* [To be done]
In your copy, leave out the pictures; write out all the data exactly.

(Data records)
┏━━

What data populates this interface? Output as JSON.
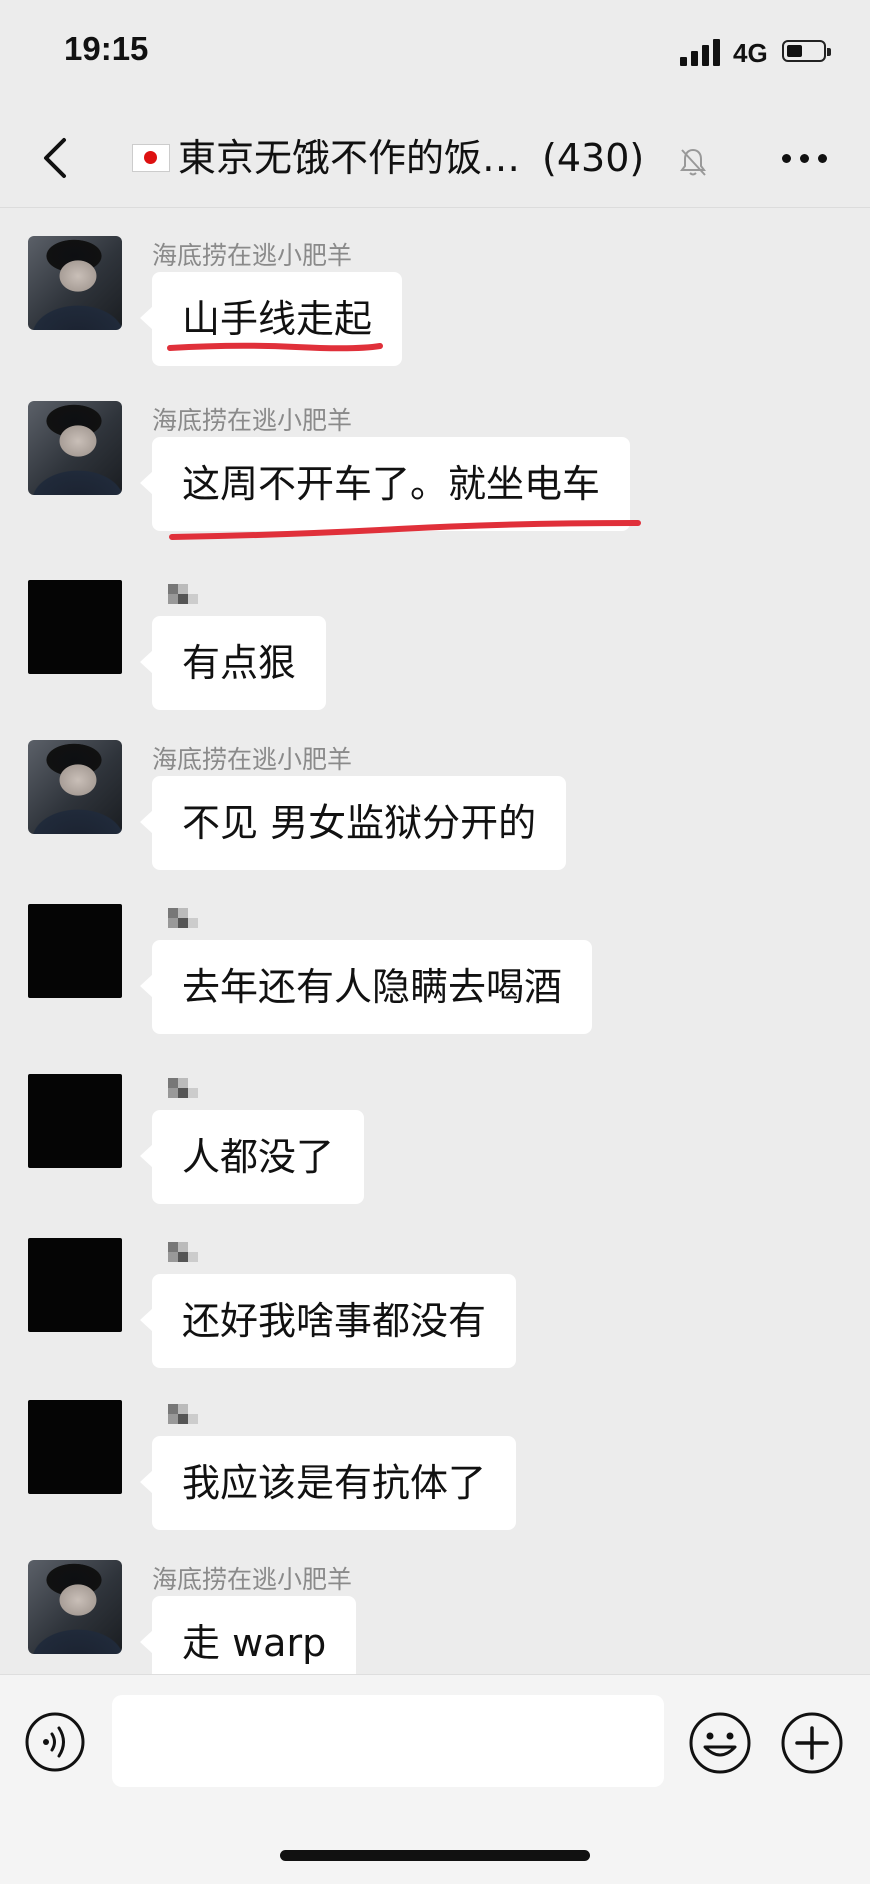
{
  "status_bar": {
    "time": "19:15",
    "network": "4G",
    "battery_level": 0.45
  },
  "header": {
    "title": "東京无饿不作的饭…",
    "member_count": "(430)",
    "flag_icon": "japan-flag-icon",
    "mute_icon": "muted-bell-icon",
    "back_icon": "chevron-left-icon",
    "more_icon": "ellipsis-icon"
  },
  "messages": [
    {
      "sender": "海底捞在逃小肥羊",
      "text": "山手线走起",
      "underlined": true,
      "avatar": "person"
    },
    {
      "sender": "海底捞在逃小肥羊",
      "text": "这周不开车了。就坐电车",
      "underlined": true,
      "avatar": "person"
    },
    {
      "sender": "",
      "text": "有点狠",
      "underlined": false,
      "avatar": "blacked"
    },
    {
      "sender": "海底捞在逃小肥羊",
      "text": "不见 男女监狱分开的",
      "underlined": false,
      "avatar": "person"
    },
    {
      "sender": "",
      "text": "去年还有人隐瞒去喝酒",
      "underlined": false,
      "avatar": "blacked"
    },
    {
      "sender": "",
      "text": "人都没了",
      "underlined": false,
      "avatar": "blacked"
    },
    {
      "sender": "",
      "text": "还好我啥事都没有",
      "underlined": false,
      "avatar": "blacked"
    },
    {
      "sender": "",
      "text": "我应该是有抗体了",
      "underlined": false,
      "avatar": "blacked"
    },
    {
      "sender": "海底捞在逃小肥羊",
      "text": "走 warp",
      "underlined": false,
      "avatar": "person"
    }
  ],
  "annotation_color": "#e0303a",
  "input_bar": {
    "input_value": "",
    "voice_icon": "voice-icon",
    "emoji_icon": "emoji-smile-icon",
    "plus_icon": "plus-circle-icon"
  }
}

┗━━

* [Exercise output]
What data populates this interface? Output as JSON.
{
  "status_bar": {
    "time": "19:15",
    "network": "4G",
    "battery_level": 0.45
  },
  "header": {
    "title": "東京无饿不作的饭…",
    "member_count": "(430)",
    "flag_icon": "japan-flag-icon",
    "mute_icon": "muted-bell-icon",
    "back_icon": "chevron-left-icon",
    "more_icon": "ellipsis-icon"
  },
  "messages": [
    {
      "sender": "海底捞在逃小肥羊",
      "text": "山手线走起",
      "underlined": true,
      "avatar": "person"
    },
    {
      "sender": "海底捞在逃小肥羊",
      "text": "这周不开车了。就坐电车",
      "underlined": true,
      "avatar": "person"
    },
    {
      "sender": "",
      "text": "有点狠",
      "underlined": false,
      "avatar": "blacked"
    },
    {
      "sender": "海底捞在逃小肥羊",
      "text": "不见 男女监狱分开的",
      "underlined": false,
      "avatar": "person"
    },
    {
      "sender": "",
      "text": "去年还有人隐瞒去喝酒",
      "underlined": false,
      "avatar": "blacked"
    },
    {
      "sender": "",
      "text": "人都没了",
      "underlined": false,
      "avatar": "blacked"
    },
    {
      "sender": "",
      "text": "还好我啥事都没有",
      "underlined": false,
      "avatar": "blacked"
    },
    {
      "sender": "",
      "text": "我应该是有抗体了",
      "underlined": false,
      "avatar": "blacked"
    },
    {
      "sender": "海底捞在逃小肥羊",
      "text": "走 warp",
      "underlined": false,
      "avatar": "person"
    }
  ],
  "annotation_color": "#e0303a",
  "input_bar": {
    "input_value": "",
    "voice_icon": "voice-icon",
    "emoji_icon": "emoji-smile-icon",
    "plus_icon": "plus-circle-icon"
  }
}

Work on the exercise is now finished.